### The request
Without the pictures, output the records below word for word.

>> Start Supplied data

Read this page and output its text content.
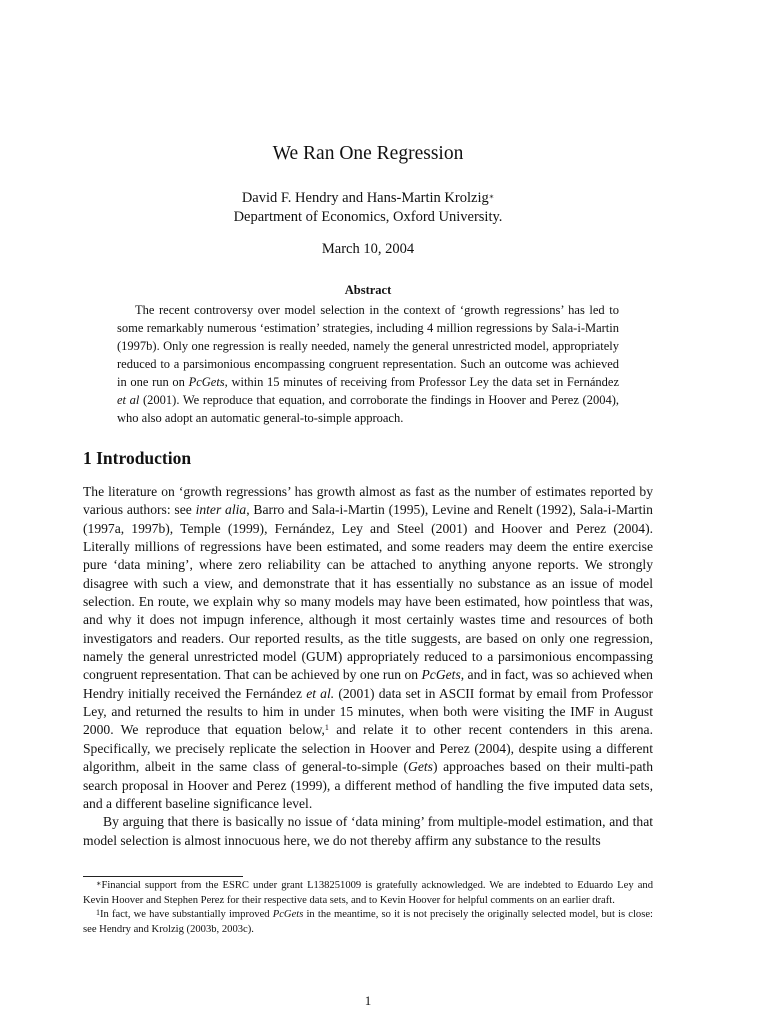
We Ran One Regression
David F. Hendry and Hans-Martin Krolzig∗
Department of Economics, Oxford University.
March 10, 2004
Abstract

The recent controversy over model selection in the context of ‘growth regressions’ has led to some remarkably numerous ‘estimation’ strategies, including 4 million regressions by Sala-i-Martin (1997b). Only one regression is really needed, namely the general unrestricted model, appropriately reduced to a parsimonious encompassing congruent representation. Such an outcome was achieved in one run on PcGets, within 15 minutes of receiving from Professor Ley the data set in Fernández et al (2001). We reproduce that equation, and corroborate the findings in Hoover and Perez (2004), who also adopt an automatic general-to-simple approach.

1 Introduction

The literature on ‘growth regressions’ has growth almost as fast as the number of estimates reported by various authors: see inter alia, Barro and Sala-i-Martin (1995), Levine and Renelt (1992), Sala-i-Martin (1997a, 1997b), Temple (1999), Fernández, Ley and Steel (2001) and Hoover and Perez (2004). Literally millions of regressions have been estimated, and some readers may deem the entire exercise pure ‘data mining’, where zero reliability can be attached to anything anyone reports. We strongly disagree with such a view, and demonstrate that it has essentially no substance as an issue of model selection. En route, we explain why so many models may have been estimated, how pointless that was, and why it does not impugn inference, although it most certainly wastes time and resources of both investigators and readers. Our reported results, as the title suggests, are based on only one regression, namely the general unrestricted model (GUM) appropriately reduced to a parsimonious encompassing congruent representation. That can be achieved by one run on PcGets, and in fact, was so achieved when Hendry initially received the Fernández et al. (2001) data set in ASCII format by email from Professor Ley, and returned the results to him in under 15 minutes, when both were visiting the IMF in August 2000. We reproduce that equation below,$^1$ and relate it to other recent contenders in this arena. Specifically, we precisely replicate the selection in Hoover and Perez (2004), despite using a different algorithm, albeit in the same class of general-to-simple (Gets) approaches based on their multi-path search proposal in Hoover and Perez (1999), a different method of handling the five imputed data sets, and a different baseline significance level.

By arguing that there is basically no issue of ‘data mining’ from multiple-model estimation, and that model selection is almost innocuous here, we do not thereby affirm any substance to the results

∗Financial support from the ESRC under grant L138251009 is gratefully acknowledged. We are indebted to Eduardo Ley and Kevin Hoover and Stephen Perez for their respective data sets, and to Kevin Hoover for helpful comments on an earlier draft.

$^1$In fact, we have substantially improved PcGets in the meantime, so it is not precisely the originally selected model, but is close: see Hendry and Krolzig (2003b, 2003c).

1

>> End Supplied data

### Task result
Read this page and output its text content.
We Ran One Regression
David F. Hendry and Hans-Martin Krolzig∗
Department of Economics, Oxford University.
March 10, 2004
Abstract

The recent controversy over model selection in the context of ‘growth regressions’ has led to some remarkably numerous ‘estimation’ strategies, including 4 million regressions by Sala-i-Martin (1997b). Only one regression is really needed, namely the general unrestricted model, appropriately reduced to a parsimonious encompassing congruent representation. Such an outcome was achieved in one run on PcGets, within 15 minutes of receiving from Professor Ley the data set in Fernández et al (2001). We reproduce that equation, and corroborate the findings in Hoover and Perez (2004), who also adopt an automatic general-to-simple approach.

1 Introduction

The literature on ‘growth regressions’ has growth almost as fast as the number of estimates reported by various authors: see inter alia, Barro and Sala-i-Martin (1995), Levine and Renelt (1992), Sala-i-Martin (1997a, 1997b), Temple (1999), Fernández, Ley and Steel (2001) and Hoover and Perez (2004). Literally millions of regressions have been estimated, and some readers may deem the entire exercise pure ‘data mining’, where zero reliability can be attached to anything anyone reports. We strongly disagree with such a view, and demonstrate that it has essentially no substance as an issue of model selection. En route, we explain why so many models may have been estimated, how pointless that was, and why it does not impugn inference, although it most certainly wastes time and resources of both investigators and readers. Our reported results, as the title suggests, are based on only one regression, namely the general unrestricted model (GUM) appropriately reduced to a parsimonious encompassing congruent representation. That can be achieved by one run on PcGets, and in fact, was so achieved when Hendry initially received the Fernández et al. (2001) data set in ASCII format by email from Professor Ley, and returned the results to him in under 15 minutes, when both were visiting the IMF in August 2000. We reproduce that equation below,$^1$ and relate it to other recent contenders in this arena. Specifically, we precisely replicate the selection in Hoover and Perez (2004), despite using a different algorithm, albeit in the same class of general-to-simple (Gets) approaches based on their multi-path search proposal in Hoover and Perez (1999), a different method of handling the five imputed data sets, and a different baseline significance level.

By arguing that there is basically no issue of ‘data mining’ from multiple-model estimation, and that model selection is almost innocuous here, we do not thereby affirm any substance to the results

∗Financial support from the ESRC under grant L138251009 is gratefully acknowledged. We are indebted to Eduardo Ley and Kevin Hoover and Stephen Perez for their respective data sets, and to Kevin Hoover for helpful comments on an earlier draft.

$^1$In fact, we have substantially improved PcGets in the meantime, so it is not precisely the originally selected model, but is close: see Hendry and Krolzig (2003b, 2003c).

1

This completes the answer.